Written request ->
Restate the full set of records exactly, without adding or dropping a word.

Start of Data to process

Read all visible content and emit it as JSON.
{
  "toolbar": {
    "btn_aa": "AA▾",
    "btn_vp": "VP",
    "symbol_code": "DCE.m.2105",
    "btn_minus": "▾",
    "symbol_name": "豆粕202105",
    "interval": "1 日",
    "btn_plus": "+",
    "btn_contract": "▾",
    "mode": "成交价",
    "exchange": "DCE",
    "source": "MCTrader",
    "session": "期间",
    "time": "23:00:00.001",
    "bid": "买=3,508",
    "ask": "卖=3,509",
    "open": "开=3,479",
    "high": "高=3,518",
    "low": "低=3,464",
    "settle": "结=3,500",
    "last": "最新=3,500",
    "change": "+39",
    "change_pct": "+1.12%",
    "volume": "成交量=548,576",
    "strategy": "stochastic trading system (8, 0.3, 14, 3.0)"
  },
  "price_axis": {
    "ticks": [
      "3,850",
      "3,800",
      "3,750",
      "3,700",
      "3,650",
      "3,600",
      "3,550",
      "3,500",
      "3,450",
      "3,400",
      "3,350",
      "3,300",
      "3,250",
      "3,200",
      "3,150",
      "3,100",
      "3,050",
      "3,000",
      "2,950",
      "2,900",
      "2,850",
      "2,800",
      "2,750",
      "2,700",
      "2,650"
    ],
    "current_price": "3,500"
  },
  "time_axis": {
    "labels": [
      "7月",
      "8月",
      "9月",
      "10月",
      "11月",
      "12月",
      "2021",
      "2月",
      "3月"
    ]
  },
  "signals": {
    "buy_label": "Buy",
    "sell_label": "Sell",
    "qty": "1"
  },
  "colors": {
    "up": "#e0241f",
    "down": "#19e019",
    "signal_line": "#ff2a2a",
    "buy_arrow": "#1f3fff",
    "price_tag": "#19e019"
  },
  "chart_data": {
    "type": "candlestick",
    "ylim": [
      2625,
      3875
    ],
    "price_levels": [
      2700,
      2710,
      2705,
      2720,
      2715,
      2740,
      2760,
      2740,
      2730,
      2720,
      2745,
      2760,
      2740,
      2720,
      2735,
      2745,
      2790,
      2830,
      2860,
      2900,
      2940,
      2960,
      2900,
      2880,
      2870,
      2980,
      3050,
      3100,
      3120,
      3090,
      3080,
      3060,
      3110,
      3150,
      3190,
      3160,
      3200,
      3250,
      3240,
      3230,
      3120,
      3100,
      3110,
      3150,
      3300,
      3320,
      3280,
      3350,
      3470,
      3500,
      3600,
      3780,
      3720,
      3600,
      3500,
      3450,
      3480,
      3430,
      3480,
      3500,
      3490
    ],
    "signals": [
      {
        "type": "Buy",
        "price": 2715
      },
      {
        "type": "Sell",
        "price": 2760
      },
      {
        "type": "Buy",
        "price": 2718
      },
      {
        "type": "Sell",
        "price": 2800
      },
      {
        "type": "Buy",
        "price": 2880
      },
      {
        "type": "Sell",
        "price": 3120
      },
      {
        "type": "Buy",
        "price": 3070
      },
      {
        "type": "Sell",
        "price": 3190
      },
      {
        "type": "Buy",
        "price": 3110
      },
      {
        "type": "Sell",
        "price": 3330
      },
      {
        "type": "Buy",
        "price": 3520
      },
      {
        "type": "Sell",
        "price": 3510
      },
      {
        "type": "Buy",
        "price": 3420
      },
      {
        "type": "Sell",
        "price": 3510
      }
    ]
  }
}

End of Data to process

Answer to the task ->
Read all visible content and emit it as JSON.
{
  "toolbar": {
    "btn_aa": "AA▾",
    "btn_vp": "VP",
    "symbol_code": "DCE.m.2105",
    "btn_minus": "▾",
    "symbol_name": "豆粕202105",
    "interval": "1 日",
    "btn_plus": "+",
    "btn_contract": "▾",
    "mode": "成交价",
    "exchange": "DCE",
    "source": "MCTrader",
    "session": "期间",
    "time": "23:00:00.001",
    "bid": "买=3,508",
    "ask": "卖=3,509",
    "open": "开=3,479",
    "high": "高=3,518",
    "low": "低=3,464",
    "settle": "结=3,500",
    "last": "最新=3,500",
    "change": "+39",
    "change_pct": "+1.12%",
    "volume": "成交量=548,576",
    "strategy": "stochastic trading system (8, 0.3, 14, 3.0)"
  },
  "price_axis": {
    "ticks": [
      "3,850",
      "3,800",
      "3,750",
      "3,700",
      "3,650",
      "3,600",
      "3,550",
      "3,500",
      "3,450",
      "3,400",
      "3,350",
      "3,300",
      "3,250",
      "3,200",
      "3,150",
      "3,100",
      "3,050",
      "3,000",
      "2,950",
      "2,900",
      "2,850",
      "2,800",
      "2,750",
      "2,700",
      "2,650"
    ],
    "current_price": "3,500"
  },
  "time_axis": {
    "labels": [
      "7月",
      "8月",
      "9月",
      "10月",
      "11月",
      "12月",
      "2021",
      "2月",
      "3月"
    ]
  },
  "signals": {
    "buy_label": "Buy",
    "sell_label": "Sell",
    "qty": "1"
  },
  "colors": {
    "up": "#e0241f",
    "down": "#19e019",
    "signal_line": "#ff2a2a",
    "buy_arrow": "#1f3fff",
    "price_tag": "#19e019"
  },
  "chart_data": {
    "type": "candlestick",
    "ylim": [
      2625,
      3875
    ],
    "price_levels": [
      2700,
      2710,
      2705,
      2720,
      2715,
      2740,
      2760,
      2740,
      2730,
      2720,
      2745,
      2760,
      2740,
      2720,
      2735,
      2745,
      2790,
      2830,
      2860,
      2900,
      2940,
      2960,
      2900,
      2880,
      2870,
      2980,
      3050,
      3100,
      3120,
      3090,
      3080,
      3060,
      3110,
      3150,
      3190,
      3160,
      3200,
      3250,
      3240,
      3230,
      3120,
      3100,
      3110,
      3150,
      3300,
      3320,
      3280,
      3350,
      3470,
      3500,
      3600,
      3780,
      3720,
      3600,
      3500,
      3450,
      3480,
      3430,
      3480,
      3500,
      3490
    ],
    "signals": [
      {
        "type": "Buy",
        "price": 2715
      },
      {
        "type": "Sell",
        "price": 2760
      },
      {
        "type": "Buy",
        "price": 2718
      },
      {
        "type": "Sell",
        "price": 2800
      },
      {
        "type": "Buy",
        "price": 2880
      },
      {
        "type": "Sell",
        "price": 3120
      },
      {
        "type": "Buy",
        "price": 3070
      },
      {
        "type": "Sell",
        "price": 3190
      },
      {
        "type": "Buy",
        "price": 3110
      },
      {
        "type": "Sell",
        "price": 3330
      },
      {
        "type": "Buy",
        "price": 3520
      },
      {
        "type": "Sell",
        "price": 3510
      },
      {
        "type": "Buy",
        "price": 3420
      },
      {
        "type": "Sell",
        "price": 3510
      }
    ]
  }
}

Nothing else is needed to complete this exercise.